(Data excerpts)
BEGIN

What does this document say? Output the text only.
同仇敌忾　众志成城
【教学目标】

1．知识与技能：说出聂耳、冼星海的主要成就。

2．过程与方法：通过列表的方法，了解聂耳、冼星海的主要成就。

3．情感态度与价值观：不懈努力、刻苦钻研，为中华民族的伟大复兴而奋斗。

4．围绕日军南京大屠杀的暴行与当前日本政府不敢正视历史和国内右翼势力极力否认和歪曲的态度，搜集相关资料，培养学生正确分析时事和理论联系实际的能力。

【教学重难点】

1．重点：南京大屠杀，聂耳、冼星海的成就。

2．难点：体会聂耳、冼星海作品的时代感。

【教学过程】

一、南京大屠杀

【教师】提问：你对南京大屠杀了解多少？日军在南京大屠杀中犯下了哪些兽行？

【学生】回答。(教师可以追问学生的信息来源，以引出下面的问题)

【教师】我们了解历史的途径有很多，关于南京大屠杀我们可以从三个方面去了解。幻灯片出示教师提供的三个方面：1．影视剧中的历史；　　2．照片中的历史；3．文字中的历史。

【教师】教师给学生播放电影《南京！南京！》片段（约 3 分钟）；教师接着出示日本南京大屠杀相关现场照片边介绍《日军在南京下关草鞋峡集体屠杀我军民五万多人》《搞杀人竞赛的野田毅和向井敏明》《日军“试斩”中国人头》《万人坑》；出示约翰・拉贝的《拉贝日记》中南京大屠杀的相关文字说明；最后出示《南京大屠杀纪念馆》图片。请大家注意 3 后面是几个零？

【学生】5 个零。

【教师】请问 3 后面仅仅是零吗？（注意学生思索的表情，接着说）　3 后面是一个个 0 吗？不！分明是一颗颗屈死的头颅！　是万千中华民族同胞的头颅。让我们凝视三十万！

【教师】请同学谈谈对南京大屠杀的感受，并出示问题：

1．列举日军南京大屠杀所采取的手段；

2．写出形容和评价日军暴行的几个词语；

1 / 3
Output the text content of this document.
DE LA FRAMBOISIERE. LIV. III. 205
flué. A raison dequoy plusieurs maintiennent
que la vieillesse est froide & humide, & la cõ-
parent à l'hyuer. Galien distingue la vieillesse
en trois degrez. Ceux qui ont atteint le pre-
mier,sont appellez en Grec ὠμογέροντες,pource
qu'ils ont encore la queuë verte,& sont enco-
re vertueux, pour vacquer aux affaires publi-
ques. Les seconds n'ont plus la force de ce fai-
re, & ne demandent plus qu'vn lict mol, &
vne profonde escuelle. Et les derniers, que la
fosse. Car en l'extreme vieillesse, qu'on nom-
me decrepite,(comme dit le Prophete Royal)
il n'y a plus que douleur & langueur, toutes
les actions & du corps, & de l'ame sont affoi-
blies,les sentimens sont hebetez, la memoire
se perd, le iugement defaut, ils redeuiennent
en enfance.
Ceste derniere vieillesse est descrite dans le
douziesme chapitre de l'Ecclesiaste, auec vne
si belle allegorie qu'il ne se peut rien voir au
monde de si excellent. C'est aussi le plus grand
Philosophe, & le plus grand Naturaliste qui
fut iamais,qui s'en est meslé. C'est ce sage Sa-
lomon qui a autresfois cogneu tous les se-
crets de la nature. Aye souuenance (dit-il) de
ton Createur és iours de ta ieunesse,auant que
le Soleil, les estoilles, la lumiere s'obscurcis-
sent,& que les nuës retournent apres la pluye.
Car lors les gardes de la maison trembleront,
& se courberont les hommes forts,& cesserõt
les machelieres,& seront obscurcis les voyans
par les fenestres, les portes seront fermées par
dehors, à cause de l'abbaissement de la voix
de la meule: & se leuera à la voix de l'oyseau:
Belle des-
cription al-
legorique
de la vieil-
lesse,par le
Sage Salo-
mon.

END

[TASK PROMPT]: Please repeat the listing exactly, with nothing left out.

[RESULT]:
What does this document say? Output the text only.
同仇敌忾　众志成城
【教学目标】

1．知识与技能：说出聂耳、冼星海的主要成就。

2．过程与方法：通过列表的方法，了解聂耳、冼星海的主要成就。

3．情感态度与价值观：不懈努力、刻苦钻研，为中华民族的伟大复兴而奋斗。

4．围绕日军南京大屠杀的暴行与当前日本政府不敢正视历史和国内右翼势力极力否认和歪曲的态度，搜集相关资料，培养学生正确分析时事和理论联系实际的能力。

【教学重难点】

1．重点：南京大屠杀，聂耳、冼星海的成就。

2．难点：体会聂耳、冼星海作品的时代感。

【教学过程】

一、南京大屠杀

【教师】提问：你对南京大屠杀了解多少？日军在南京大屠杀中犯下了哪些兽行？

【学生】回答。(教师可以追问学生的信息来源，以引出下面的问题)

【教师】我们了解历史的途径有很多，关于南京大屠杀我们可以从三个方面去了解。幻灯片出示教师提供的三个方面：1．影视剧中的历史；　　2．照片中的历史；3．文字中的历史。

【教师】教师给学生播放电影《南京！南京！》片段（约 3 分钟）；教师接着出示日本南京大屠杀相关现场照片边介绍《日军在南京下关草鞋峡集体屠杀我军民五万多人》《搞杀人竞赛的野田毅和向井敏明》《日军“试斩”中国人头》《万人坑》；出示约翰・拉贝的《拉贝日记》中南京大屠杀的相关文字说明；最后出示《南京大屠杀纪念馆》图片。请大家注意 3 后面是几个零？

【学生】5 个零。

【教师】请问 3 后面仅仅是零吗？（注意学生思索的表情，接着说）　3 后面是一个个 0 吗？不！分明是一颗颗屈死的头颅！　是万千中华民族同胞的头颅。让我们凝视三十万！

【教师】请同学谈谈对南京大屠杀的感受，并出示问题：

1．列举日军南京大屠杀所采取的手段；

2．写出形容和评价日军暴行的几个词语；

1 / 3
Output the text content of this document.
DE LA FRAMBOISIERE. LIV. III. 205
flué. A raison dequoy plusieurs maintiennent
que la vieillesse est froide & humide, & la cõ-
parent à l'hyuer. Galien distingue la vieillesse
en trois degrez. Ceux qui ont atteint le pre-
mier,sont appellez en Grec ὠμογέροντες,pource
qu'ils ont encore la queuë verte,& sont enco-
re vertueux, pour vacquer aux affaires publi-
ques. Les seconds n'ont plus la force de ce fai-
re, & ne demandent plus qu'vn lict mol, &
vne profonde escuelle. Et les derniers, que la
fosse. Car en l'extreme vieillesse, qu'on nom-
me decrepite,(comme dit le Prophete Royal)
il n'y a plus que douleur & langueur, toutes
les actions & du corps, & de l'ame sont affoi-
blies,les sentimens sont hebetez, la memoire
se perd, le iugement defaut, ils redeuiennent
en enfance.
Ceste derniere vieillesse est descrite dans le
douziesme chapitre de l'Ecclesiaste, auec vne
si belle allegorie qu'il ne se peut rien voir au
monde de si excellent. C'est aussi le plus grand
Philosophe, & le plus grand Naturaliste qui
fut iamais,qui s'en est meslé. C'est ce sage Sa-
lomon qui a autresfois cogneu tous les se-
crets de la nature. Aye souuenance (dit-il) de
ton Createur és iours de ta ieunesse,auant que
le Soleil, les estoilles, la lumiere s'obscurcis-
sent,& que les nuës retournent apres la pluye.
Car lors les gardes de la maison trembleront,
& se courberont les hommes forts,& cesserõt
les machelieres,& seront obscurcis les voyans
par les fenestres, les portes seront fermées par
dehors, à cause de l'abbaissement de la voix
de la meule: & se leuera à la voix de l'oyseau:
Belle des-
cription al-
legorique
de la vieil-
lesse,par le
Sage Salo-
mon.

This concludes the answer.